● **Task prompt**: Print, exactly and completely, every entry in the data.
--- Data to process ---
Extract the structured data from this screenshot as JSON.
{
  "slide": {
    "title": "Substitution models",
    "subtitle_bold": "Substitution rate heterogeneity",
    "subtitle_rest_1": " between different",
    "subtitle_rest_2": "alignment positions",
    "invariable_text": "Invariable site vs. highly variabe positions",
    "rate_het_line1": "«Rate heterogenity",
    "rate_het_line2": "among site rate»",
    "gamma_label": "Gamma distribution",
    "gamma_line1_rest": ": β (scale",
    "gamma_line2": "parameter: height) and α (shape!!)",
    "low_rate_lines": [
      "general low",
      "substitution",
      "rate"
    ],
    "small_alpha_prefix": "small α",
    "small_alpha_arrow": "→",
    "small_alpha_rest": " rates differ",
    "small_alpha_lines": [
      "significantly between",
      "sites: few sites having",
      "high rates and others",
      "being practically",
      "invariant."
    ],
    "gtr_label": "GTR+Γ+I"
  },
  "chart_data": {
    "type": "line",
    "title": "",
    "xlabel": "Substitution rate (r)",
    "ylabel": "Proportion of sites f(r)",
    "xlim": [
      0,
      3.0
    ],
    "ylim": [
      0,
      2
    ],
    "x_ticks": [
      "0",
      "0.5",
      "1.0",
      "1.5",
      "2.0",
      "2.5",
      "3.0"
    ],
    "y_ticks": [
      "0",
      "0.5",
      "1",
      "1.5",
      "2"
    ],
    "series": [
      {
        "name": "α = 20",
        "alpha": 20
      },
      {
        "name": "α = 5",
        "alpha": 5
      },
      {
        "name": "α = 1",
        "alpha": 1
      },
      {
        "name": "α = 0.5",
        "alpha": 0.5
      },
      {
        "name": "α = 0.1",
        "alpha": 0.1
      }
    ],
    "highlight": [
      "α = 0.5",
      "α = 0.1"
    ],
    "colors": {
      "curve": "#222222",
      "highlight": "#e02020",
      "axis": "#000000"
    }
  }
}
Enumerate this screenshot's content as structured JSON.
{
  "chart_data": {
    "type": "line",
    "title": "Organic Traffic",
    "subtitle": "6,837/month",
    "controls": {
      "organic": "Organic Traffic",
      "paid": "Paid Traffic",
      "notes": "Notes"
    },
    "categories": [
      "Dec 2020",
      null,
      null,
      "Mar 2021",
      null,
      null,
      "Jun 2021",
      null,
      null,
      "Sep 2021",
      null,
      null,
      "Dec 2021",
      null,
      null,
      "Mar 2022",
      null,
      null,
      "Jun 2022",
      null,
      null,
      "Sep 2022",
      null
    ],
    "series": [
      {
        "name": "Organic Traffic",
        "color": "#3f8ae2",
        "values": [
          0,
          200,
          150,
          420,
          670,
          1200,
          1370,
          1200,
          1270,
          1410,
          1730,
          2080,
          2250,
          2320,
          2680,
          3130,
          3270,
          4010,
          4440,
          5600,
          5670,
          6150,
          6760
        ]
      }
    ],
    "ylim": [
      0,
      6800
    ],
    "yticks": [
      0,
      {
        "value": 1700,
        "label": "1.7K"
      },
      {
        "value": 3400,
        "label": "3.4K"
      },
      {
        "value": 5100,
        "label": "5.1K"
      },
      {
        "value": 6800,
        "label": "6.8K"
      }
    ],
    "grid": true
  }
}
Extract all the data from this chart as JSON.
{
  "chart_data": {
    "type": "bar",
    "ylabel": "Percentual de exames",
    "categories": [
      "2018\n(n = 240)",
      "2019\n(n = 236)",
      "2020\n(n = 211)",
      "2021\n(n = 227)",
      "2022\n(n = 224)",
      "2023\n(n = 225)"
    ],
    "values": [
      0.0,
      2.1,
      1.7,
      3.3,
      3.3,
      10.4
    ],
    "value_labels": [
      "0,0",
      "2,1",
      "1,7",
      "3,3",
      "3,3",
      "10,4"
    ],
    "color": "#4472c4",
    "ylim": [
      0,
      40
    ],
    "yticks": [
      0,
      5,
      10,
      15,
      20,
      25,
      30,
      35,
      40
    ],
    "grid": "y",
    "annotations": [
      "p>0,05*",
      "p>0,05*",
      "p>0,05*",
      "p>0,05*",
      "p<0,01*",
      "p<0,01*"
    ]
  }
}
---
● **Exercise response**:
Extract the structured data from this screenshot as JSON.
{
  "slide": {
    "title": "Substitution models",
    "subtitle_bold": "Substitution rate heterogeneity",
    "subtitle_rest_1": " between different",
    "subtitle_rest_2": "alignment positions",
    "invariable_text": "Invariable site vs. highly variabe positions",
    "rate_het_line1": "«Rate heterogenity",
    "rate_het_line2": "among site rate»",
    "gamma_label": "Gamma distribution",
    "gamma_line1_rest": ": β (scale",
    "gamma_line2": "parameter: height) and α (shape!!)",
    "low_rate_lines": [
      "general low",
      "substitution",
      "rate"
    ],
    "small_alpha_prefix": "small α",
    "small_alpha_arrow": "→",
    "small_alpha_rest": " rates differ",
    "small_alpha_lines": [
      "significantly between",
      "sites: few sites having",
      "high rates and others",
      "being practically",
      "invariant."
    ],
    "gtr_label": "GTR+Γ+I"
  },
  "chart_data": {
    "type": "line",
    "title": "",
    "xlabel": "Substitution rate (r)",
    "ylabel": "Proportion of sites f(r)",
    "xlim": [
      0,
      3.0
    ],
    "ylim": [
      0,
      2
    ],
    "x_ticks": [
      "0",
      "0.5",
      "1.0",
      "1.5",
      "2.0",
      "2.5",
      "3.0"
    ],
    "y_ticks": [
      "0",
      "0.5",
      "1",
      "1.5",
      "2"
    ],
    "series": [
      {
        "name": "α = 20",
        "alpha": 20
      },
      {
        "name": "α = 5",
        "alpha": 5
      },
      {
        "name": "α = 1",
        "alpha": 1
      },
      {
        "name": "α = 0.5",
        "alpha": 0.5
      },
      {
        "name": "α = 0.1",
        "alpha": 0.1
      }
    ],
    "highlight": [
      "α = 0.5",
      "α = 0.1"
    ],
    "colors": {
      "curve": "#222222",
      "highlight": "#e02020",
      "axis": "#000000"
    }
  }
}
Enumerate this screenshot's content as structured JSON.
{
  "chart_data": {
    "type": "line",
    "title": "Organic Traffic",
    "subtitle": "6,837/month",
    "controls": {
      "organic": "Organic Traffic",
      "paid": "Paid Traffic",
      "notes": "Notes"
    },
    "categories": [
      "Dec 2020",
      null,
      null,
      "Mar 2021",
      null,
      null,
      "Jun 2021",
      null,
      null,
      "Sep 2021",
      null,
      null,
      "Dec 2021",
      null,
      null,
      "Mar 2022",
      null,
      null,
      "Jun 2022",
      null,
      null,
      "Sep 2022",
      null
    ],
    "series": [
      {
        "name": "Organic Traffic",
        "color": "#3f8ae2",
        "values": [
          0,
          200,
          150,
          420,
          670,
          1200,
          1370,
          1200,
          1270,
          1410,
          1730,
          2080,
          2250,
          2320,
          2680,
          3130,
          3270,
          4010,
          4440,
          5600,
          5670,
          6150,
          6760
        ]
      }
    ],
    "ylim": [
      0,
      6800
    ],
    "yticks": [
      0,
      {
        "value": 1700,
        "label": "1.7K"
      },
      {
        "value": 3400,
        "label": "3.4K"
      },
      {
        "value": 5100,
        "label": "5.1K"
      },
      {
        "value": 6800,
        "label": "6.8K"
      }
    ],
    "grid": true
  }
}
Extract all the data from this chart as JSON.
{
  "chart_data": {
    "type": "bar",
    "ylabel": "Percentual de exames",
    "categories": [
      "2018\n(n = 240)",
      "2019\n(n = 236)",
      "2020\n(n = 211)",
      "2021\n(n = 227)",
      "2022\n(n = 224)",
      "2023\n(n = 225)"
    ],
    "values": [
      0.0,
      2.1,
      1.7,
      3.3,
      3.3,
      10.4
    ],
    "value_labels": [
      "0,0",
      "2,1",
      "1,7",
      "3,3",
      "3,3",
      "10,4"
    ],
    "color": "#4472c4",
    "ylim": [
      0,
      40
    ],
    "yticks": [
      0,
      5,
      10,
      15,
      20,
      25,
      30,
      35,
      40
    ],
    "grid": "y",
    "annotations": [
      "p>0,05*",
      "p>0,05*",
      "p>0,05*",
      "p>0,05*",
      "p<0,01*",
      "p<0,01*"
    ]
  }
}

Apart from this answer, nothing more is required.